### Exercise objective
Each record below should be output verbatim, without pictures.

--- Start Provided material ---

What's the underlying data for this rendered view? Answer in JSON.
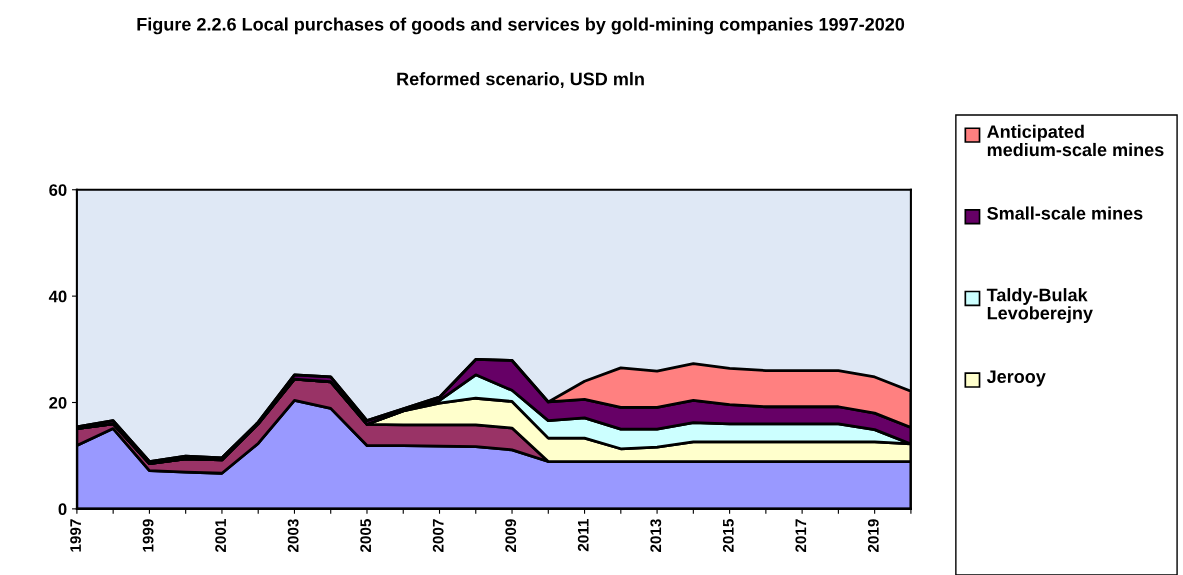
{
  "chart_data": {
    "type": "area",
    "stacked": true,
    "title": "Figure 2.2.6 Local purchases of goods and services by gold-mining companies 1997-2020",
    "subtitle": "Reformed scenario, USD mln",
    "categories": [
      "1997",
      null,
      "1999",
      null,
      "2001",
      null,
      "2003",
      null,
      "2005",
      null,
      "2007",
      null,
      "2009",
      null,
      "2011",
      null,
      "2013",
      null,
      "2015",
      null,
      "2017",
      null,
      "2019",
      null
    ],
    "series": [
      {
        "color": "#9999ff",
        "values": [
          11.9,
          15.1,
          7.2,
          6.9,
          6.7,
          12.3,
          20.4,
          18.9,
          11.9,
          11.9,
          11.8,
          11.7,
          11.1,
          8.9,
          8.9,
          8.9,
          8.9,
          8.9,
          8.9,
          8.9,
          8.9,
          8.9,
          8.9,
          8.9
        ]
      },
      {
        "color": "#993366",
        "values": [
          3.2,
          0.9,
          1.3,
          2.5,
          2.5,
          3.7,
          4.0,
          5.0,
          4.0,
          3.9,
          4.0,
          4.1,
          4.1,
          0,
          0,
          0,
          0,
          0,
          0,
          0,
          0,
          0,
          0,
          0
        ]
      },
      {
        "name": "Jerooy",
        "color": "#ffffcc",
        "values": [
          0,
          0,
          0,
          0,
          0,
          0,
          0,
          0,
          0,
          2.6,
          4.1,
          5.0,
          5.0,
          4.4,
          4.4,
          2.4,
          2.7,
          3.7,
          3.7,
          3.7,
          3.7,
          3.7,
          3.7,
          3.3
        ]
      },
      {
        "name": "Taldy-Bulak Levoberejny",
        "color": "#ccffff",
        "values": [
          0,
          0,
          0,
          0,
          0,
          0,
          0,
          0,
          0,
          0,
          0.5,
          4.4,
          2.1,
          3.3,
          3.8,
          3.7,
          3.4,
          3.6,
          3.4,
          3.4,
          3.4,
          3.4,
          2.3,
          0
        ]
      },
      {
        "name": "Small-scale mines",
        "color": "#660066",
        "values": [
          0.3,
          0.6,
          0.4,
          0.5,
          0.4,
          0.3,
          0.8,
          0.9,
          0.7,
          0.4,
          0.6,
          2.9,
          5.6,
          3.5,
          3.5,
          4.1,
          4.1,
          4.2,
          3.6,
          3.2,
          3.2,
          3.2,
          3.1,
          3.1
        ]
      },
      {
        "name": "Anticipated medium-scale mines",
        "color": "#ff8080",
        "values": [
          0,
          0,
          0,
          0,
          0,
          0,
          0,
          0,
          0,
          0,
          0,
          0,
          0,
          0,
          3.4,
          7.4,
          6.8,
          6.9,
          6.8,
          6.8,
          6.8,
          6.8,
          6.8,
          6.8
        ]
      }
    ],
    "ylim": [
      0,
      60
    ],
    "yticks": [
      0,
      20,
      40,
      60
    ],
    "grid": false,
    "legend": "right"
  }
}
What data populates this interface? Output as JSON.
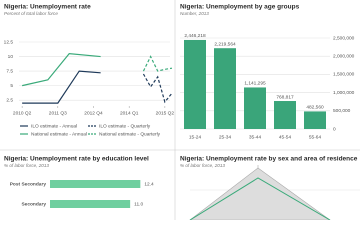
{
  "chart_data": [
    {
      "type": "line",
      "title": "Nigeria: Unemployment rate",
      "subtitle": "Percent of total labor force",
      "xlim": [
        2010.0,
        2015.5
      ],
      "xticks": [
        {
          "value": 2010.25,
          "label": "2010 Q2"
        },
        {
          "value": 2011.5,
          "label": "2011 Q3"
        },
        {
          "value": 2012.75,
          "label": "2012 Q4"
        },
        {
          "value": 2014.0,
          "label": "2014 Q1"
        },
        {
          "value": 2015.25,
          "label": "2015 Q2"
        }
      ],
      "ylim": [
        1.5,
        12.5
      ],
      "yticks": [
        2.5,
        5,
        7.5,
        10,
        12.5
      ],
      "grid": true,
      "series": [
        {
          "name": "ILO estimate - Annual",
          "color": "#1f3a5a",
          "style": "solid",
          "x": [
            2010.25,
            2011.5,
            2012.25,
            2013.0
          ],
          "values": [
            2.0,
            2.0,
            7.5,
            7.2
          ]
        },
        {
          "name": "ILO estimate - Quarterly",
          "color": "#1f3a5a",
          "style": "dashed",
          "x": [
            2014.5,
            2014.75,
            2015.0,
            2015.25,
            2015.5
          ],
          "values": [
            7.0,
            4.8,
            6.5,
            2.2,
            3.7
          ]
        },
        {
          "name": "National estimate - Annual",
          "color": "#3aaa7a",
          "style": "solid",
          "x": [
            2010.25,
            2011.15,
            2011.9,
            2013.0
          ],
          "values": [
            5.0,
            6.0,
            10.5,
            10.0
          ]
        },
        {
          "name": "National estimate - Quarterly",
          "color": "#3aaa7a",
          "style": "dashed",
          "x": [
            2014.5,
            2014.75,
            2015.0,
            2015.25,
            2015.5
          ],
          "values": [
            7.5,
            10.0,
            7.5,
            7.8,
            8.0
          ]
        }
      ]
    },
    {
      "type": "bar",
      "title": "Nigeria: Unemployment by age groups",
      "subtitle": "Number, 2013",
      "categories": [
        "15-24",
        "25-34",
        "35-44",
        "45-54",
        "55-64"
      ],
      "values": [
        2446218,
        2219564,
        1141295,
        768817,
        482560
      ],
      "value_labels": [
        "2,446,218",
        "2,219,564",
        "1,141,295",
        "768,817",
        "482,560"
      ],
      "color": "#3aa57a",
      "ylim": [
        0,
        2500000
      ],
      "yticks": [
        0,
        {
          "value": 500000,
          "label": "500,000"
        },
        {
          "value": 1000000,
          "label": "1,000,000"
        },
        {
          "value": 1500000,
          "label": "1,500,000"
        },
        {
          "value": 2000000,
          "label": "2,000,000"
        },
        {
          "value": 2500000,
          "label": "2,500,000"
        }
      ],
      "grid": true
    },
    {
      "type": "barh",
      "title": "Nigeria: Unemployment rate by education level",
      "subtitle": "% of labor force, 2013",
      "categories": [
        "Post Secondary",
        "Secondary"
      ],
      "values": [
        12.4,
        11.0
      ],
      "value_labels": [
        "12.4",
        "11.0"
      ],
      "color": "#6fcf9f",
      "xlim": [
        0,
        14
      ]
    },
    {
      "type": "area",
      "title": "Nigeria: Unemployment rate by sex and area of residence",
      "subtitle": "% of labor force, 2013"
    }
  ]
}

--- End Provided material ---

### Exercise answer
What's the underlying data for this rendered view? Answer in JSON.
{
  "chart_data": {
    "type": "area",
    "stacked": true,
    "title": "Figure 2.2.6 Local purchases of goods and services by gold-mining companies 1997-2020",
    "subtitle": "Reformed scenario, USD mln",
    "categories": [
      "1997",
      null,
      "1999",
      null,
      "2001",
      null,
      "2003",
      null,
      "2005",
      null,
      "2007",
      null,
      "2009",
      null,
      "2011",
      null,
      "2013",
      null,
      "2015",
      null,
      "2017",
      null,
      "2019",
      null
    ],
    "series": [
      {
        "color": "#9999ff",
        "values": [
          11.9,
          15.1,
          7.2,
          6.9,
          6.7,
          12.3,
          20.4,
          18.9,
          11.9,
          11.9,
          11.8,
          11.7,
          11.1,
          8.9,
          8.9,
          8.9,
          8.9,
          8.9,
          8.9,
          8.9,
          8.9,
          8.9,
          8.9,
          8.9
        ]
      },
      {
        "color": "#993366",
        "values": [
          3.2,
          0.9,
          1.3,
          2.5,
          2.5,
          3.7,
          4.0,
          5.0,
          4.0,
          3.9,
          4.0,
          4.1,
          4.1,
          0,
          0,
          0,
          0,
          0,
          0,
          0,
          0,
          0,
          0,
          0
        ]
      },
      {
        "name": "Jerooy",
        "color": "#ffffcc",
        "values": [
          0,
          0,
          0,
          0,
          0,
          0,
          0,
          0,
          0,
          2.6,
          4.1,
          5.0,
          5.0,
          4.4,
          4.4,
          2.4,
          2.7,
          3.7,
          3.7,
          3.7,
          3.7,
          3.7,
          3.7,
          3.3
        ]
      },
      {
        "name": "Taldy-Bulak Levoberejny",
        "color": "#ccffff",
        "values": [
          0,
          0,
          0,
          0,
          0,
          0,
          0,
          0,
          0,
          0,
          0.5,
          4.4,
          2.1,
          3.3,
          3.8,
          3.7,
          3.4,
          3.6,
          3.4,
          3.4,
          3.4,
          3.4,
          2.3,
          0
        ]
      },
      {
        "name": "Small-scale mines",
        "color": "#660066",
        "values": [
          0.3,
          0.6,
          0.4,
          0.5,
          0.4,
          0.3,
          0.8,
          0.9,
          0.7,
          0.4,
          0.6,
          2.9,
          5.6,
          3.5,
          3.5,
          4.1,
          4.1,
          4.2,
          3.6,
          3.2,
          3.2,
          3.2,
          3.1,
          3.1
        ]
      },
      {
        "name": "Anticipated medium-scale mines",
        "color": "#ff8080",
        "values": [
          0,
          0,
          0,
          0,
          0,
          0,
          0,
          0,
          0,
          0,
          0,
          0,
          0,
          0,
          3.4,
          7.4,
          6.8,
          6.9,
          6.8,
          6.8,
          6.8,
          6.8,
          6.8,
          6.8
        ]
      }
    ],
    "ylim": [
      0,
      60
    ],
    "yticks": [
      0,
      20,
      40,
      60
    ],
    "grid": false,
    "legend": "right"
  }
}
What data populates this interface? Output as JSON.
{
  "chart_data": [
    {
      "type": "line",
      "title": "Nigeria: Unemployment rate",
      "subtitle": "Percent of total labor force",
      "xlim": [
        2010.0,
        2015.5
      ],
      "xticks": [
        {
          "value": 2010.25,
          "label": "2010 Q2"
        },
        {
          "value": 2011.5,
          "label": "2011 Q3"
        },
        {
          "value": 2012.75,
          "label": "2012 Q4"
        },
        {
          "value": 2014.0,
          "label": "2014 Q1"
        },
        {
          "value": 2015.25,
          "label": "2015 Q2"
        }
      ],
      "ylim": [
        1.5,
        12.5
      ],
      "yticks": [
        2.5,
        5,
        7.5,
        10,
        12.5
      ],
      "grid": true,
      "series": [
        {
          "name": "ILO estimate - Annual",
          "color": "#1f3a5a",
          "style": "solid",
          "x": [
            2010.25,
            2011.5,
            2012.25,
            2013.0
          ],
          "values": [
            2.0,
            2.0,
            7.5,
            7.2
          ]
        },
        {
          "name": "ILO estimate - Quarterly",
          "color": "#1f3a5a",
          "style": "dashed",
          "x": [
            2014.5,
            2014.75,
            2015.0,
            2015.25,
            2015.5
          ],
          "values": [
            7.0,
            4.8,
            6.5,
            2.2,
            3.7
          ]
        },
        {
          "name": "National estimate - Annual",
          "color": "#3aaa7a",
          "style": "solid",
          "x": [
            2010.25,
            2011.15,
            2011.9,
            2013.0
          ],
          "values": [
            5.0,
            6.0,
            10.5,
            10.0
          ]
        },
        {
          "name": "National estimate - Quarterly",
          "color": "#3aaa7a",
          "style": "dashed",
          "x": [
            2014.5,
            2014.75,
            2015.0,
            2015.25,
            2015.5
          ],
          "values": [
            7.5,
            10.0,
            7.5,
            7.8,
            8.0
          ]
        }
      ]
    },
    {
      "type": "bar",
      "title": "Nigeria: Unemployment by age groups",
      "subtitle": "Number, 2013",
      "categories": [
        "15-24",
        "25-34",
        "35-44",
        "45-54",
        "55-64"
      ],
      "values": [
        2446218,
        2219564,
        1141295,
        768817,
        482560
      ],
      "value_labels": [
        "2,446,218",
        "2,219,564",
        "1,141,295",
        "768,817",
        "482,560"
      ],
      "color": "#3aa57a",
      "ylim": [
        0,
        2500000
      ],
      "yticks": [
        0,
        {
          "value": 500000,
          "label": "500,000"
        },
        {
          "value": 1000000,
          "label": "1,000,000"
        },
        {
          "value": 1500000,
          "label": "1,500,000"
        },
        {
          "value": 2000000,
          "label": "2,000,000"
        },
        {
          "value": 2500000,
          "label": "2,500,000"
        }
      ],
      "grid": true
    },
    {
      "type": "barh",
      "title": "Nigeria: Unemployment rate by education level",
      "subtitle": "% of labor force, 2013",
      "categories": [
        "Post Secondary",
        "Secondary"
      ],
      "values": [
        12.4,
        11.0
      ],
      "value_labels": [
        "12.4",
        "11.0"
      ],
      "color": "#6fcf9f",
      "xlim": [
        0,
        14
      ]
    },
    {
      "type": "area",
      "title": "Nigeria: Unemployment rate by sex and area of residence",
      "subtitle": "% of labor force, 2013"
    }
  ]
}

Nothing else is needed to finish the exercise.